What is needed - Write out all records as given; omit images.
[Start of Working data]
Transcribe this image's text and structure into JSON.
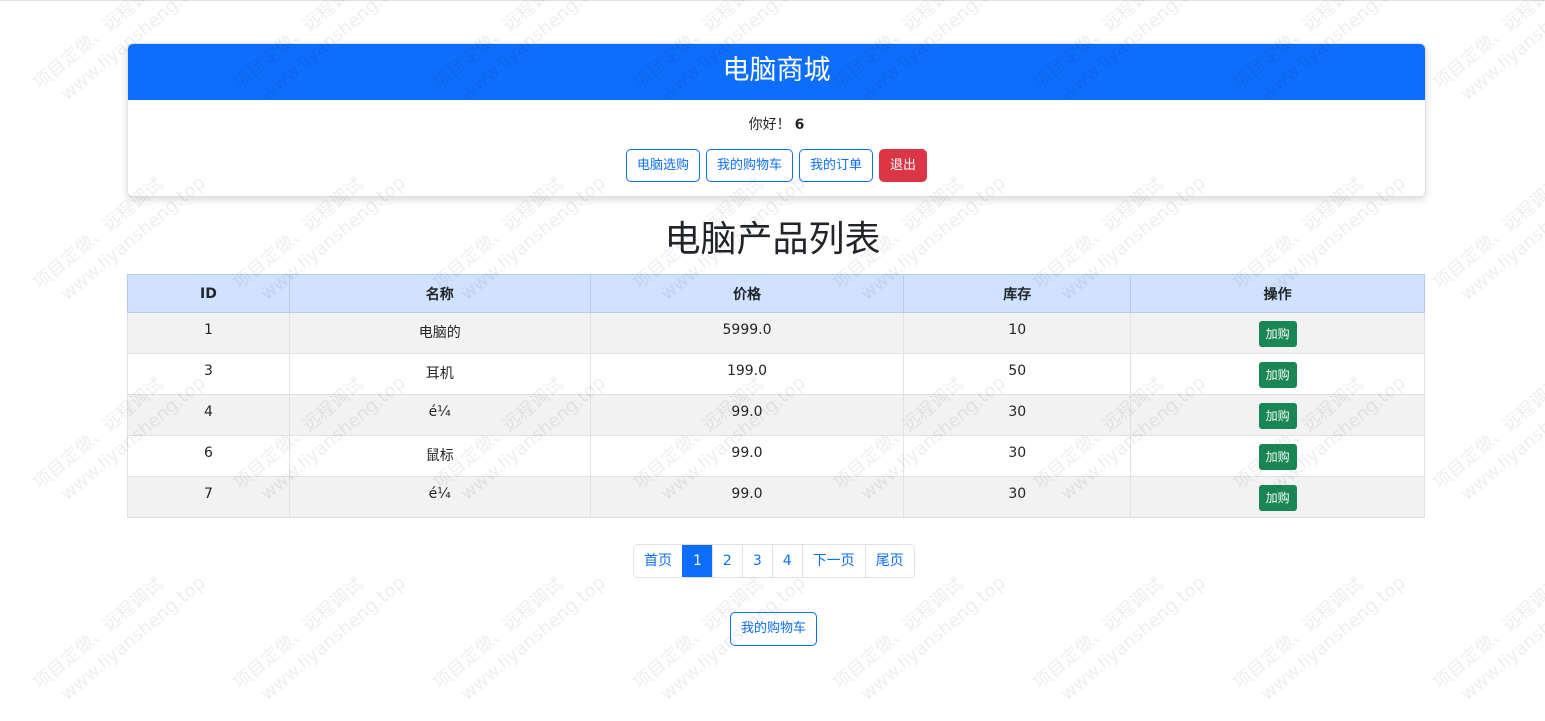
{
  "header": {
    "title": "电脑商城",
    "greeting_prefix": "你好！",
    "username": "6"
  },
  "nav": {
    "items": [
      {
        "label": "电脑选购",
        "style": "outline-primary"
      },
      {
        "label": "我的购物车",
        "style": "outline-primary"
      },
      {
        "label": "我的订单",
        "style": "outline-primary"
      },
      {
        "label": "退出",
        "style": "danger"
      }
    ]
  },
  "list": {
    "title": "电脑产品列表",
    "columns": [
      "ID",
      "名称",
      "价格",
      "库存",
      "操作"
    ],
    "rows": [
      {
        "id": "1",
        "name": "电脑的",
        "price": "5999.0",
        "stock": "10",
        "action": "加购"
      },
      {
        "id": "3",
        "name": "耳机",
        "price": "199.0",
        "stock": "50",
        "action": "加购"
      },
      {
        "id": "4",
        "name": "é¼",
        "price": "99.0",
        "stock": "30",
        "action": "加购"
      },
      {
        "id": "6",
        "name": "鼠标",
        "price": "99.0",
        "stock": "30",
        "action": "加购"
      },
      {
        "id": "7",
        "name": "é¼",
        "price": "99.0",
        "stock": "30",
        "action": "加购"
      }
    ]
  },
  "pagination": {
    "first": "首页",
    "pages": [
      "1",
      "2",
      "3",
      "4"
    ],
    "current": "1",
    "next": "下一页",
    "last": "尾页"
  },
  "footer": {
    "cart_button": "我的购物车"
  },
  "watermark": {
    "line1": "项目定做、远程调试",
    "line2": "www.liyansheng.top"
  },
  "colors": {
    "primary": "#0d6efd",
    "danger": "#dc3545",
    "success": "#198754",
    "table_header": "#cfe2ff"
  }
}
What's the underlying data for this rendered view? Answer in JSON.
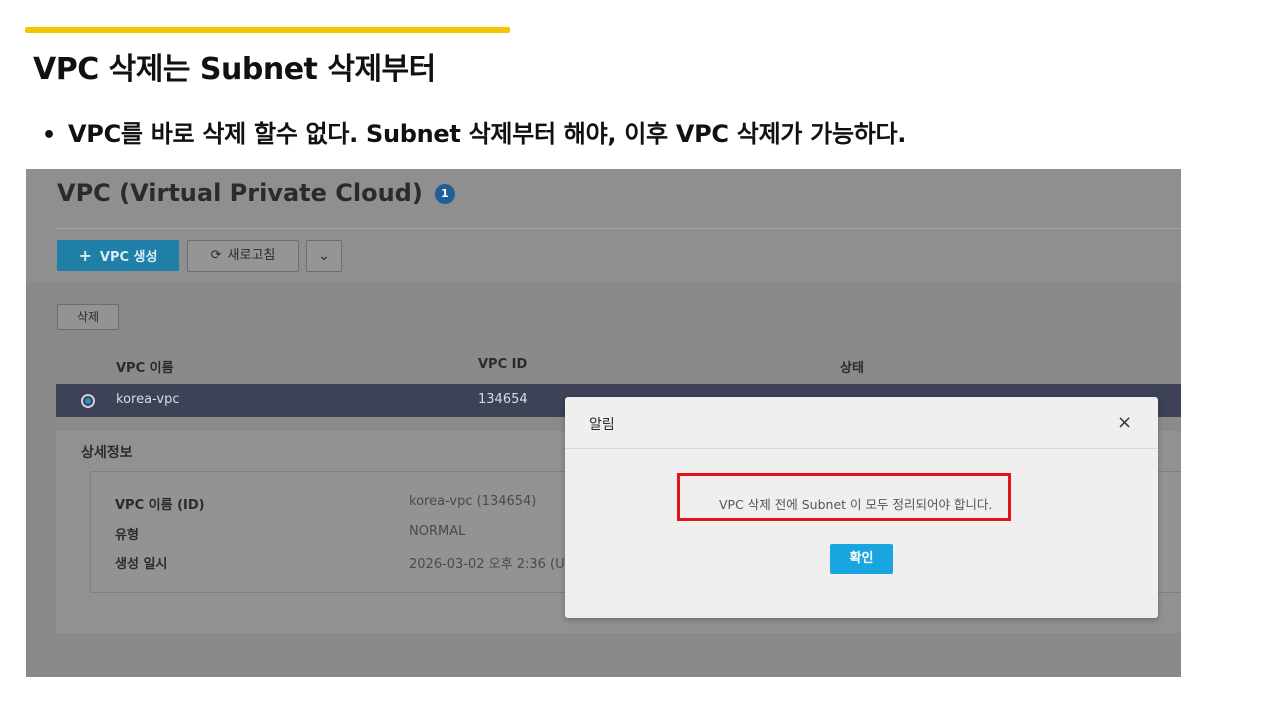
{
  "slide": {
    "title": "VPC 삭제는 Subnet 삭제부터",
    "bullet_symbol": "•",
    "bullet": "VPC를 바로 삭제 할수 없다. Subnet 삭제부터 해야, 이후 VPC 삭제가 가능하다."
  },
  "console": {
    "title": "VPC (Virtual Private Cloud)",
    "count": "1",
    "toolbar": {
      "create_icon": "+",
      "create_label": "VPC 생성",
      "refresh_icon": "⟳",
      "refresh_label": "새로고침",
      "more_icon": "⌄"
    },
    "delete_label": "삭제",
    "table": {
      "columns": [
        "VPC 이름",
        "VPC ID",
        "상태"
      ],
      "rows": [
        {
          "name": "korea-vpc",
          "id": "134654"
        }
      ]
    },
    "details": {
      "title": "상세정보",
      "items": [
        {
          "label": "VPC 이름 (ID)",
          "value": "korea-vpc (134654)"
        },
        {
          "label": "유형",
          "value": "NORMAL"
        },
        {
          "label": "생성 일시",
          "value": "2026-03-02 오후 2:36 (UT"
        }
      ]
    }
  },
  "modal": {
    "title": "알림",
    "close_icon": "×",
    "message": "VPC 삭제 전에 Subnet 이 모두 정리되어야 합니다.",
    "ok_label": "확인"
  },
  "colors": {
    "accent_bar": "#f5c400",
    "primary_button": "#19a6e0",
    "highlight_border": "#e4141b",
    "selected_row": "#3e4256"
  }
}
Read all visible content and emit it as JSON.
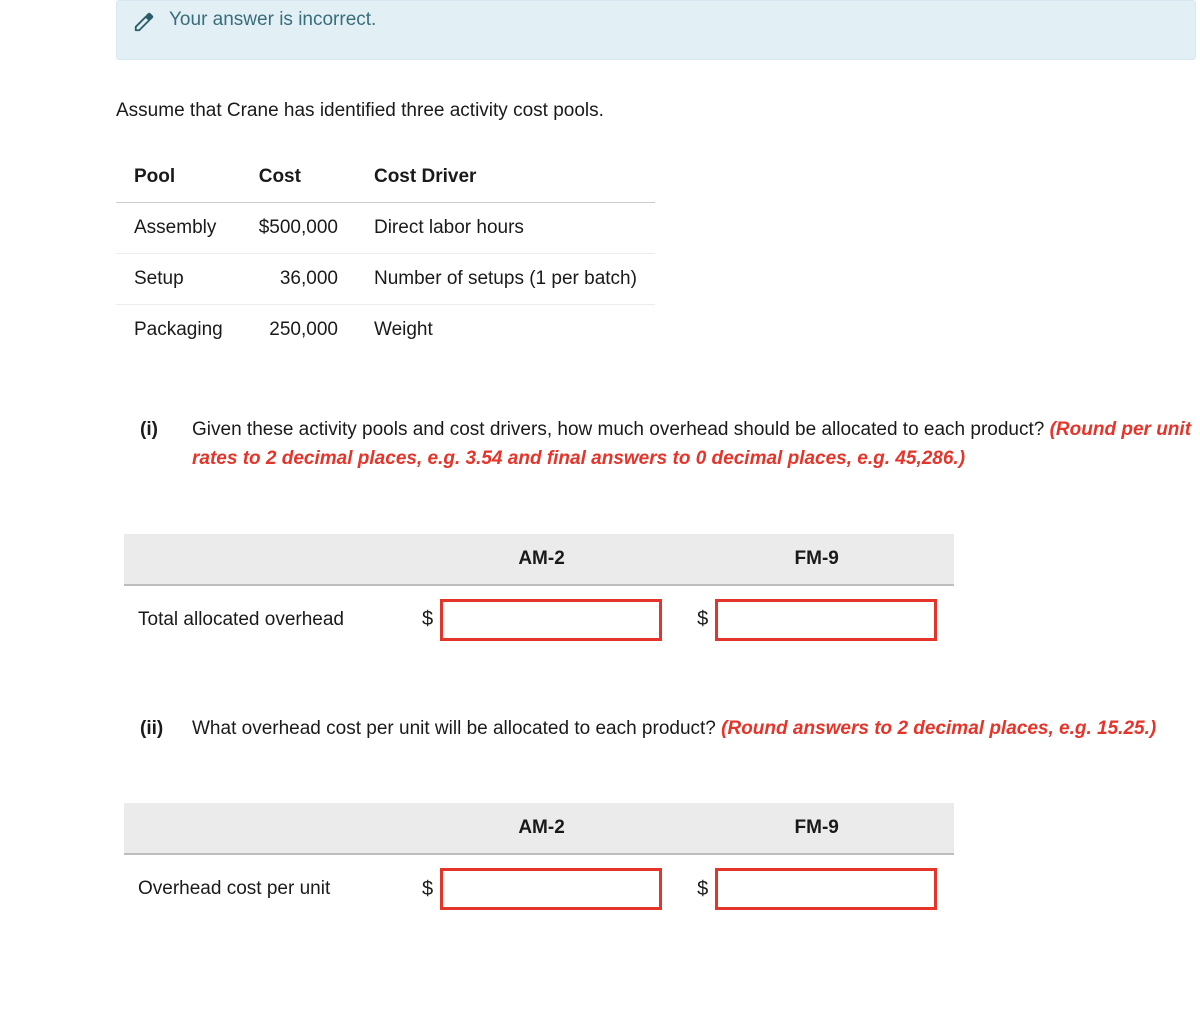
{
  "alert_text": "Your answer is incorrect.",
  "intro": "Assume that Crane has identified three activity cost pools.",
  "cost_table": {
    "headers": {
      "pool": "Pool",
      "cost": "Cost",
      "driver": "Cost Driver"
    },
    "rows": [
      {
        "pool": "Assembly",
        "cost": "$500,000",
        "driver": "Direct labor hours"
      },
      {
        "pool": "Setup",
        "cost": "36,000",
        "driver": "Number of setups (1 per batch)"
      },
      {
        "pool": "Packaging",
        "cost": "250,000",
        "driver": "Weight"
      }
    ]
  },
  "q1": {
    "idx": "(i)",
    "text": "Given these activity pools and cost drivers, how much overhead should be allocated to each product? ",
    "hint": "(Round per unit rates to 2 decimal places, e.g. 3.54 and final answers to 0 decimal places, e.g. 45,286.)"
  },
  "ans1": {
    "col1": "AM-2",
    "col2": "FM-9",
    "rowlabel": "Total allocated overhead",
    "currency": "$",
    "v1": "",
    "v2": ""
  },
  "q2": {
    "idx": "(ii)",
    "text": "What overhead cost per unit will be allocated to each product? ",
    "hint": "(Round answers to 2 decimal places, e.g. 15.25.)"
  },
  "ans2": {
    "col1": "AM-2",
    "col2": "FM-9",
    "rowlabel": "Overhead cost per unit",
    "currency": "$",
    "v1": "",
    "v2": ""
  }
}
[End of Working data]
The answer -
Transcribe this image's text and structure into JSON.
{
  "header": {
    "title": "电脑商城",
    "greeting_prefix": "你好！",
    "username": "6"
  },
  "nav": {
    "items": [
      {
        "label": "电脑选购",
        "style": "outline-primary"
      },
      {
        "label": "我的购物车",
        "style": "outline-primary"
      },
      {
        "label": "我的订单",
        "style": "outline-primary"
      },
      {
        "label": "退出",
        "style": "danger"
      }
    ]
  },
  "list": {
    "title": "电脑产品列表",
    "columns": [
      "ID",
      "名称",
      "价格",
      "库存",
      "操作"
    ],
    "rows": [
      {
        "id": "1",
        "name": "电脑的",
        "price": "5999.0",
        "stock": "10",
        "action": "加购"
      },
      {
        "id": "3",
        "name": "耳机",
        "price": "199.0",
        "stock": "50",
        "action": "加购"
      },
      {
        "id": "4",
        "name": "é¼",
        "price": "99.0",
        "stock": "30",
        "action": "加购"
      },
      {
        "id": "6",
        "name": "鼠标",
        "price": "99.0",
        "stock": "30",
        "action": "加购"
      },
      {
        "id": "7",
        "name": "é¼",
        "price": "99.0",
        "stock": "30",
        "action": "加购"
      }
    ]
  },
  "pagination": {
    "first": "首页",
    "pages": [
      "1",
      "2",
      "3",
      "4"
    ],
    "current": "1",
    "next": "下一页",
    "last": "尾页"
  },
  "footer": {
    "cart_button": "我的购物车"
  },
  "watermark": {
    "line1": "项目定做、远程调试",
    "line2": "www.liyansheng.top"
  },
  "colors": {
    "primary": "#0d6efd",
    "danger": "#dc3545",
    "success": "#198754",
    "table_header": "#cfe2ff"
  }
}
What's the underlying data for this rendered view? Answer in JSON.
{
  "slide": {
    "title": "VPC 삭제는 Subnet 삭제부터",
    "bullet_symbol": "•",
    "bullet": "VPC를 바로 삭제 할수 없다. Subnet 삭제부터 해야, 이후 VPC 삭제가 가능하다."
  },
  "console": {
    "title": "VPC (Virtual Private Cloud)",
    "count": "1",
    "toolbar": {
      "create_icon": "+",
      "create_label": "VPC 생성",
      "refresh_icon": "⟳",
      "refresh_label": "새로고침",
      "more_icon": "⌄"
    },
    "delete_label": "삭제",
    "table": {
      "columns": [
        "VPC 이름",
        "VPC ID",
        "상태"
      ],
      "rows": [
        {
          "name": "korea-vpc",
          "id": "134654"
        }
      ]
    },
    "details": {
      "title": "상세정보",
      "items": [
        {
          "label": "VPC 이름 (ID)",
          "value": "korea-vpc (134654)"
        },
        {
          "label": "유형",
          "value": "NORMAL"
        },
        {
          "label": "생성 일시",
          "value": "2026-03-02 오후 2:36 (UT"
        }
      ]
    }
  },
  "modal": {
    "title": "알림",
    "close_icon": "×",
    "message": "VPC 삭제 전에 Subnet 이 모두 정리되어야 합니다.",
    "ok_label": "확인"
  },
  "colors": {
    "accent_bar": "#f5c400",
    "primary_button": "#19a6e0",
    "highlight_border": "#e4141b",
    "selected_row": "#3e4256"
  }
}
Read all visible content and emit it as JSON.
{
  "alert_text": "Your answer is incorrect.",
  "intro": "Assume that Crane has identified three activity cost pools.",
  "cost_table": {
    "headers": {
      "pool": "Pool",
      "cost": "Cost",
      "driver": "Cost Driver"
    },
    "rows": [
      {
        "pool": "Assembly",
        "cost": "$500,000",
        "driver": "Direct labor hours"
      },
      {
        "pool": "Setup",
        "cost": "36,000",
        "driver": "Number of setups (1 per batch)"
      },
      {
        "pool": "Packaging",
        "cost": "250,000",
        "driver": "Weight"
      }
    ]
  },
  "q1": {
    "idx": "(i)",
    "text": "Given these activity pools and cost drivers, how much overhead should be allocated to each product? ",
    "hint": "(Round per unit rates to 2 decimal places, e.g. 3.54 and final answers to 0 decimal places, e.g. 45,286.)"
  },
  "ans1": {
    "col1": "AM-2",
    "col2": "FM-9",
    "rowlabel": "Total allocated overhead",
    "currency": "$",
    "v1": "",
    "v2": ""
  },
  "q2": {
    "idx": "(ii)",
    "text": "What overhead cost per unit will be allocated to each product? ",
    "hint": "(Round answers to 2 decimal places, e.g. 15.25.)"
  },
  "ans2": {
    "col1": "AM-2",
    "col2": "FM-9",
    "rowlabel": "Overhead cost per unit",
    "currency": "$",
    "v1": "",
    "v2": ""
  }
}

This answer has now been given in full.